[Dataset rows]
------------

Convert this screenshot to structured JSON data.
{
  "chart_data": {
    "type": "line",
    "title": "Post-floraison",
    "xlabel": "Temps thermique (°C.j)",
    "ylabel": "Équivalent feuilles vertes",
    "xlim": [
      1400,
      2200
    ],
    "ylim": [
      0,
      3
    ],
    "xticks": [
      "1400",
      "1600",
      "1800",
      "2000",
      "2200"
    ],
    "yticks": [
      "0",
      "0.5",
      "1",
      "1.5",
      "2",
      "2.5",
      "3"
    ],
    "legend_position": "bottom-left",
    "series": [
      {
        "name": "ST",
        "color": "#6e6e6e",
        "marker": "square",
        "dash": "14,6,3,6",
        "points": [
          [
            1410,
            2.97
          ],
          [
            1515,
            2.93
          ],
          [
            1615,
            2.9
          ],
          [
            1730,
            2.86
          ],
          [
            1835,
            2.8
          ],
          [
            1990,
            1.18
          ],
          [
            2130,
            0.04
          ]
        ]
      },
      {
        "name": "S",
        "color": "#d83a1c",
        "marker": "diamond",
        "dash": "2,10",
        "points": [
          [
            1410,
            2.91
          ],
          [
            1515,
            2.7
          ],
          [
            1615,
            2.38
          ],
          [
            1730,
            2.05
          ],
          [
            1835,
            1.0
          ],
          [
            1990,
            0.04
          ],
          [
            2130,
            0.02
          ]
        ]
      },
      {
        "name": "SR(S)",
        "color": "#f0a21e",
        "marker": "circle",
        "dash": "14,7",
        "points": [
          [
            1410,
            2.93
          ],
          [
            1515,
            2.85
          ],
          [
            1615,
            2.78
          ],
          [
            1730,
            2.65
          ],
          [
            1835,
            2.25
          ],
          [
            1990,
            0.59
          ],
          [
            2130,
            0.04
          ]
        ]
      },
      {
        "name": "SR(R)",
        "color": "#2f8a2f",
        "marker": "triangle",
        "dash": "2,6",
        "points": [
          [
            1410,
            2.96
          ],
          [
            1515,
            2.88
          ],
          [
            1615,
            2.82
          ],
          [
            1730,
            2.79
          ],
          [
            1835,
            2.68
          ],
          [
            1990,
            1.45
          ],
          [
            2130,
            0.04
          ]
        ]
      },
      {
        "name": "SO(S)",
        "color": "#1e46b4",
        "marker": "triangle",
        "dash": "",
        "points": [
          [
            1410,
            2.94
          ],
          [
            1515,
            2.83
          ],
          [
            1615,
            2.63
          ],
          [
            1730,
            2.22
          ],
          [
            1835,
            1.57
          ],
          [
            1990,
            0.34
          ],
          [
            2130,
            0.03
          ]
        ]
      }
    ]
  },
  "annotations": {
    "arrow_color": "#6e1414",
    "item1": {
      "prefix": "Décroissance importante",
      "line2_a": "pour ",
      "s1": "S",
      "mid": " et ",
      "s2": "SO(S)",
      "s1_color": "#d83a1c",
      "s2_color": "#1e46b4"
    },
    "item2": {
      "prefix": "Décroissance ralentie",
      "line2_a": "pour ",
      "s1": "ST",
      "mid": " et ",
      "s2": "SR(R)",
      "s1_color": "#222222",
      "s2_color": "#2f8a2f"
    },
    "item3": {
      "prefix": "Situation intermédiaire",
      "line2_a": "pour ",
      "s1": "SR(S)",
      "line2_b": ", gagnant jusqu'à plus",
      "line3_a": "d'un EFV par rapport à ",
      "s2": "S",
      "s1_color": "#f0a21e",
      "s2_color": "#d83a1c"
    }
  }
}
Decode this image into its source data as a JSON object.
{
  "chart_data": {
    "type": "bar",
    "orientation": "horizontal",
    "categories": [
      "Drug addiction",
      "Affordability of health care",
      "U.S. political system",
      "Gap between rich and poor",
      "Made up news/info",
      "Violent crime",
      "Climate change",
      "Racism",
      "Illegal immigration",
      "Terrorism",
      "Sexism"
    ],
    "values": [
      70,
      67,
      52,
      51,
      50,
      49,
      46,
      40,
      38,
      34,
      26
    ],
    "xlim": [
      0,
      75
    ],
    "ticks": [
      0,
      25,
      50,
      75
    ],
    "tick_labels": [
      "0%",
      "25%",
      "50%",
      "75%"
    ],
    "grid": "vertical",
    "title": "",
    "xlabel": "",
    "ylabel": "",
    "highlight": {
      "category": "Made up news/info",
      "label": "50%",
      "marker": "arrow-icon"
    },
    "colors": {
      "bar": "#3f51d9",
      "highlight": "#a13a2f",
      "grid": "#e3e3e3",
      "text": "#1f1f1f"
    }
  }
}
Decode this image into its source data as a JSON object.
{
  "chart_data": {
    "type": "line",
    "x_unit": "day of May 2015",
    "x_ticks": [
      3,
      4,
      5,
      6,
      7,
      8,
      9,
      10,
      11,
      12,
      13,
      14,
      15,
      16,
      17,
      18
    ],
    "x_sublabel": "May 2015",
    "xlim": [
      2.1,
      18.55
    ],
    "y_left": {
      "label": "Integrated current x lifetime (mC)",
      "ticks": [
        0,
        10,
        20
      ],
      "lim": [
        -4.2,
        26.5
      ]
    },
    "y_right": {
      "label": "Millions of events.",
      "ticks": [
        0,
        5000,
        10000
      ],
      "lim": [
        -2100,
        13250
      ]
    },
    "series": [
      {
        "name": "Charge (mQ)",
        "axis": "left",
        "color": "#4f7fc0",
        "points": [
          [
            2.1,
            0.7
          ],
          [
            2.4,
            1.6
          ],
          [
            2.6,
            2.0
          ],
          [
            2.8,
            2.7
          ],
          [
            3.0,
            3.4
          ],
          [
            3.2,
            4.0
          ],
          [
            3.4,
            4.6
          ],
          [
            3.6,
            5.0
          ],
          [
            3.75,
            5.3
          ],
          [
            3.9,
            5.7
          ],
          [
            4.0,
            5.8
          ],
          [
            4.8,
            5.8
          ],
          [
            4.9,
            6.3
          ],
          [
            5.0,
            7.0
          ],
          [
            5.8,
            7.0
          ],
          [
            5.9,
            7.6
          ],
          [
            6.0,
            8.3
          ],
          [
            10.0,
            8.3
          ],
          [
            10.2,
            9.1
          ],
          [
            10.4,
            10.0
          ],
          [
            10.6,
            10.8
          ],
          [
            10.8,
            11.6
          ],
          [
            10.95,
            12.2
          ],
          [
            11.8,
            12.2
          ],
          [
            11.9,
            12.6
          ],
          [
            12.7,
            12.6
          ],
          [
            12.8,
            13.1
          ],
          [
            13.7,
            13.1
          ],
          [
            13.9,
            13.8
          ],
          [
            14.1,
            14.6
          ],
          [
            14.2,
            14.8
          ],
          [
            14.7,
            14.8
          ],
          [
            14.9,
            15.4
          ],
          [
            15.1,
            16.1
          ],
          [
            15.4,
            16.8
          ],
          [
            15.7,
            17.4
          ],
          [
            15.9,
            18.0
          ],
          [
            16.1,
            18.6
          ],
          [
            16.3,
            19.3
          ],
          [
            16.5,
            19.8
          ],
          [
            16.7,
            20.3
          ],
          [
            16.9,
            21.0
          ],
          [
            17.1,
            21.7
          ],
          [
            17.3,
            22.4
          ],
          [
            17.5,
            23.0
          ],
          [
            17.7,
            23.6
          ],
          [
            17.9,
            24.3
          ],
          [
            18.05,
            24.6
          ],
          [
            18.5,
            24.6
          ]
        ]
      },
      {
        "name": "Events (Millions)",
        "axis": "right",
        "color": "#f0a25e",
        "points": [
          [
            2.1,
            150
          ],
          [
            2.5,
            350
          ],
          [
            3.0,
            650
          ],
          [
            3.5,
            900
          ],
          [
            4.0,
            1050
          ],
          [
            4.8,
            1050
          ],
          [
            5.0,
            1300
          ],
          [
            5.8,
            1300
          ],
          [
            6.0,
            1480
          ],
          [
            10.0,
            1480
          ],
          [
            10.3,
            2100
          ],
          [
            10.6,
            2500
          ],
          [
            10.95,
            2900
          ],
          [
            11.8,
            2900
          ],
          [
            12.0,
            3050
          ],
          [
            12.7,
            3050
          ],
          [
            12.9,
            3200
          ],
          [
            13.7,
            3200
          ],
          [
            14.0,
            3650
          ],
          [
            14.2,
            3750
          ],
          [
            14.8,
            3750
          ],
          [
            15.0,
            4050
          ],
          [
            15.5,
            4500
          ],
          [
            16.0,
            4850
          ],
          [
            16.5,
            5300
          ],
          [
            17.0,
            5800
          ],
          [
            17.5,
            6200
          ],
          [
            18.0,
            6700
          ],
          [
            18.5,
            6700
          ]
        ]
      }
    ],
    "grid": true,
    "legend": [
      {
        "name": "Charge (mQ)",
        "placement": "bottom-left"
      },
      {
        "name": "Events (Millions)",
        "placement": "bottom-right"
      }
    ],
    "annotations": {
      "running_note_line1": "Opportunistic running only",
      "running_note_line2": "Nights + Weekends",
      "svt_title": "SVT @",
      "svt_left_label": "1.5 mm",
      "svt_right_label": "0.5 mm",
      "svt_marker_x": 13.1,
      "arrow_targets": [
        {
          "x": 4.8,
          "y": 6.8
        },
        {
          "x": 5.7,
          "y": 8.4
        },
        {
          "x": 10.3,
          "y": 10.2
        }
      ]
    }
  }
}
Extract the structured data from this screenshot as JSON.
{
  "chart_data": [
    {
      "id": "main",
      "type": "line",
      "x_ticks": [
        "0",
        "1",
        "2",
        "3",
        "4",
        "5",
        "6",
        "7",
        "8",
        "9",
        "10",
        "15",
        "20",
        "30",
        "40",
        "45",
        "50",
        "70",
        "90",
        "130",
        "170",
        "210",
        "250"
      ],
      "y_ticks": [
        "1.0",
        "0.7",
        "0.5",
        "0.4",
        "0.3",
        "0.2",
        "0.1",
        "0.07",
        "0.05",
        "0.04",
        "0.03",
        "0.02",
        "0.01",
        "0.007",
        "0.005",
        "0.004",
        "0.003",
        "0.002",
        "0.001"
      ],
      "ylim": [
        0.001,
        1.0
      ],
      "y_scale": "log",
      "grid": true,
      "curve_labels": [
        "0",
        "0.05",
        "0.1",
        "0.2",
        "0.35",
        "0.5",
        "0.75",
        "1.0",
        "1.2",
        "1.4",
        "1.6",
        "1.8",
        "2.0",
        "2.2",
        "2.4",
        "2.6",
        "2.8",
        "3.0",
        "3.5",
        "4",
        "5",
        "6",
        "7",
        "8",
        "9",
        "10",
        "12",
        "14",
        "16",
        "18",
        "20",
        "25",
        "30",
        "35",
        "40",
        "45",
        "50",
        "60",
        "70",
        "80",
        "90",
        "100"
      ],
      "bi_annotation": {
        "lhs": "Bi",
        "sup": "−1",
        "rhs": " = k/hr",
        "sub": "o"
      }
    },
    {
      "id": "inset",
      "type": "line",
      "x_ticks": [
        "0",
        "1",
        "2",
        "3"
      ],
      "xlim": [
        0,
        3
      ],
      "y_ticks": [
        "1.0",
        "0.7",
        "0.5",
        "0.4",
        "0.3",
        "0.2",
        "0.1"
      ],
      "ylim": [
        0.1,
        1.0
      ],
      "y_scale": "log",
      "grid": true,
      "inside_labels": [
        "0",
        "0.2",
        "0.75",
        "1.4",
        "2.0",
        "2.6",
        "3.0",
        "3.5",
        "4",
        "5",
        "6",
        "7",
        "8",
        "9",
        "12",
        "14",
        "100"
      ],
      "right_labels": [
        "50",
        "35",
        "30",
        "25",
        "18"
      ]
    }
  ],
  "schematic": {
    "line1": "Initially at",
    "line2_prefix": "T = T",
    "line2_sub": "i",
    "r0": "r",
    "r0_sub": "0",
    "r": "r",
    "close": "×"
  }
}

------------

Above are the records. Copy every line in them holding "bottom".

Reply to the exercise:
    "legend_position": "bottom-left",
        "placement": "bottom-left"
        "placement": "bottom-right"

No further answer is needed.